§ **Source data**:
___
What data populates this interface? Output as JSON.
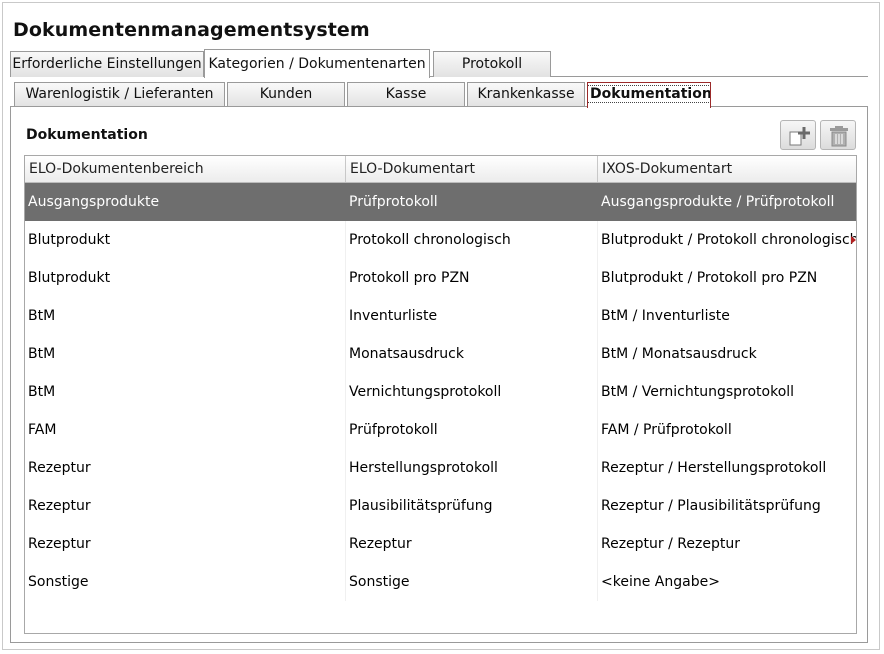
{
  "app": {
    "title": "Dokumentenmanagementsystem"
  },
  "main_tabs": [
    {
      "label": "Erforderliche Einstellungen",
      "selected": false
    },
    {
      "label": "Kategorien / Dokumentenarten",
      "selected": true
    },
    {
      "label": "Protokoll",
      "selected": false
    }
  ],
  "sub_tabs": [
    {
      "label": "Warenlogistik / Lieferanten",
      "selected": false
    },
    {
      "label": "Kunden",
      "selected": false
    },
    {
      "label": "Kasse",
      "selected": false
    },
    {
      "label": "Krankenkasse",
      "selected": false
    },
    {
      "label": "Dokumentation",
      "selected": true
    }
  ],
  "section": {
    "title": "Dokumentation",
    "buttons": [
      {
        "name": "add-document-button",
        "icon": "add-document-icon",
        "enabled": true
      },
      {
        "name": "delete-button",
        "icon": "trash-icon",
        "enabled": false
      }
    ]
  },
  "table": {
    "columns": [
      "ELO-Dokumentenbereich",
      "ELO-Dokumentart",
      "IXOS-Dokumentart"
    ],
    "selected_row": 0,
    "rows": [
      [
        "Ausgangsprodukte",
        "Prüfprotokoll",
        "Ausgangsprodukte / Prüfprotokoll"
      ],
      [
        "Blutprodukt",
        "Protokoll chronologisch",
        "Blutprodukt / Protokoll chronologisch"
      ],
      [
        "Blutprodukt",
        "Protokoll pro PZN",
        "Blutprodukt / Protokoll pro PZN"
      ],
      [
        "BtM",
        "Inventurliste",
        "BtM / Inventurliste"
      ],
      [
        "BtM",
        "Monatsausdruck",
        "BtM / Monatsausdruck"
      ],
      [
        "BtM",
        "Vernichtungsprotokoll",
        "BtM / Vernichtungsprotokoll"
      ],
      [
        "FAM",
        "Prüfprotokoll",
        "FAM / Prüfprotokoll"
      ],
      [
        "Rezeptur",
        "Herstellungsprotokoll",
        "Rezeptur / Herstellungsprotokoll"
      ],
      [
        "Rezeptur",
        "Plausibilitätsprüfung",
        "Rezeptur / Plausibilitätsprüfung"
      ],
      [
        "Rezeptur",
        "Rezeptur",
        "Rezeptur / Rezeptur"
      ],
      [
        "Sonstige",
        "Sonstige",
        "<keine Angabe>"
      ]
    ]
  }
}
___
§ **What to work on**:
Leave the images out, please, and restate each line word for word.

§ **Task solution**:
What data populates this interface? Output as JSON.
{
  "app": {
    "title": "Dokumentenmanagementsystem"
  },
  "main_tabs": [
    {
      "label": "Erforderliche Einstellungen",
      "selected": false
    },
    {
      "label": "Kategorien / Dokumentenarten",
      "selected": true
    },
    {
      "label": "Protokoll",
      "selected": false
    }
  ],
  "sub_tabs": [
    {
      "label": "Warenlogistik / Lieferanten",
      "selected": false
    },
    {
      "label": "Kunden",
      "selected": false
    },
    {
      "label": "Kasse",
      "selected": false
    },
    {
      "label": "Krankenkasse",
      "selected": false
    },
    {
      "label": "Dokumentation",
      "selected": true
    }
  ],
  "section": {
    "title": "Dokumentation",
    "buttons": [
      {
        "name": "add-document-button",
        "icon": "add-document-icon",
        "enabled": true
      },
      {
        "name": "delete-button",
        "icon": "trash-icon",
        "enabled": false
      }
    ]
  },
  "table": {
    "columns": [
      "ELO-Dokumentenbereich",
      "ELO-Dokumentart",
      "IXOS-Dokumentart"
    ],
    "selected_row": 0,
    "rows": [
      [
        "Ausgangsprodukte",
        "Prüfprotokoll",
        "Ausgangsprodukte / Prüfprotokoll"
      ],
      [
        "Blutprodukt",
        "Protokoll chronologisch",
        "Blutprodukt / Protokoll chronologisch"
      ],
      [
        "Blutprodukt",
        "Protokoll pro PZN",
        "Blutprodukt / Protokoll pro PZN"
      ],
      [
        "BtM",
        "Inventurliste",
        "BtM / Inventurliste"
      ],
      [
        "BtM",
        "Monatsausdruck",
        "BtM / Monatsausdruck"
      ],
      [
        "BtM",
        "Vernichtungsprotokoll",
        "BtM / Vernichtungsprotokoll"
      ],
      [
        "FAM",
        "Prüfprotokoll",
        "FAM / Prüfprotokoll"
      ],
      [
        "Rezeptur",
        "Herstellungsprotokoll",
        "Rezeptur / Herstellungsprotokoll"
      ],
      [
        "Rezeptur",
        "Plausibilitätsprüfung",
        "Rezeptur / Plausibilitätsprüfung"
      ],
      [
        "Rezeptur",
        "Rezeptur",
        "Rezeptur / Rezeptur"
      ],
      [
        "Sonstige",
        "Sonstige",
        "<keine Angabe>"
      ]
    ]
  }
}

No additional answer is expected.